Task to complete: Reproduce each line of the listing exactly.

** Begin **

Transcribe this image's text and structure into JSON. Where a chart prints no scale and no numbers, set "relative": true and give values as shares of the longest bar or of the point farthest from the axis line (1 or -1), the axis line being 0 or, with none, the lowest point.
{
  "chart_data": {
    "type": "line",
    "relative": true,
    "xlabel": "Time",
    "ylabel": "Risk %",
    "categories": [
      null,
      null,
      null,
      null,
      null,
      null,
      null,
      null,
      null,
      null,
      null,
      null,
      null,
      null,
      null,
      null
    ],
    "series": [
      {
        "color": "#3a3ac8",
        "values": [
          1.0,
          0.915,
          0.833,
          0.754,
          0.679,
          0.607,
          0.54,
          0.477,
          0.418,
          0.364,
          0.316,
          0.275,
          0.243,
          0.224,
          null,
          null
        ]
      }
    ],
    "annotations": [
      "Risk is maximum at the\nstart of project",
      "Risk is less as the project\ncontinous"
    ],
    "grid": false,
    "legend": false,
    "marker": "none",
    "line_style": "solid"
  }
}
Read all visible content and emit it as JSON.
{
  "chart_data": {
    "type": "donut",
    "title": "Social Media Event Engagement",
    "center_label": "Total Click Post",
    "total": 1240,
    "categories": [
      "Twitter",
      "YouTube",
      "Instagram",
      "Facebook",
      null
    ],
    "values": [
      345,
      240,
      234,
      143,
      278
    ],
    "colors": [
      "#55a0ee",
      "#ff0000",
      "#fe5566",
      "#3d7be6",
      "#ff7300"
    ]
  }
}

** End **

Task response:
Transcribe this image's text and structure into JSON. Where a chart prints no scale and no numbers, set "relative": true and give values as shares of the longest bar or of the point farthest from the axis line (1 or -1), the axis line being 0 or, with none, the lowest point.
{
  "chart_data": {
    "type": "line",
    "relative": true,
    "xlabel": "Time",
    "ylabel": "Risk %",
    "categories": [
      null,
      null,
      null,
      null,
      null,
      null,
      null,
      null,
      null,
      null,
      null,
      null,
      null,
      null,
      null,
      null
    ],
    "series": [
      {
        "color": "#3a3ac8",
        "values": [
          1.0,
          0.915,
          0.833,
          0.754,
          0.679,
          0.607,
          0.54,
          0.477,
          0.418,
          0.364,
          0.316,
          0.275,
          0.243,
          0.224,
          null,
          null
        ]
      }
    ],
    "annotations": [
      "Risk is maximum at the\nstart of project",
      "Risk is less as the project\ncontinous"
    ],
    "grid": false,
    "legend": false,
    "marker": "none",
    "line_style": "solid"
  }
}
Read all visible content and emit it as JSON.
{
  "chart_data": {
    "type": "donut",
    "title": "Social Media Event Engagement",
    "center_label": "Total Click Post",
    "total": 1240,
    "categories": [
      "Twitter",
      "YouTube",
      "Instagram",
      "Facebook",
      null
    ],
    "values": [
      345,
      240,
      234,
      143,
      278
    ],
    "colors": [
      "#55a0ee",
      "#ff0000",
      "#fe5566",
      "#3d7be6",
      "#ff7300"
    ]
  }
}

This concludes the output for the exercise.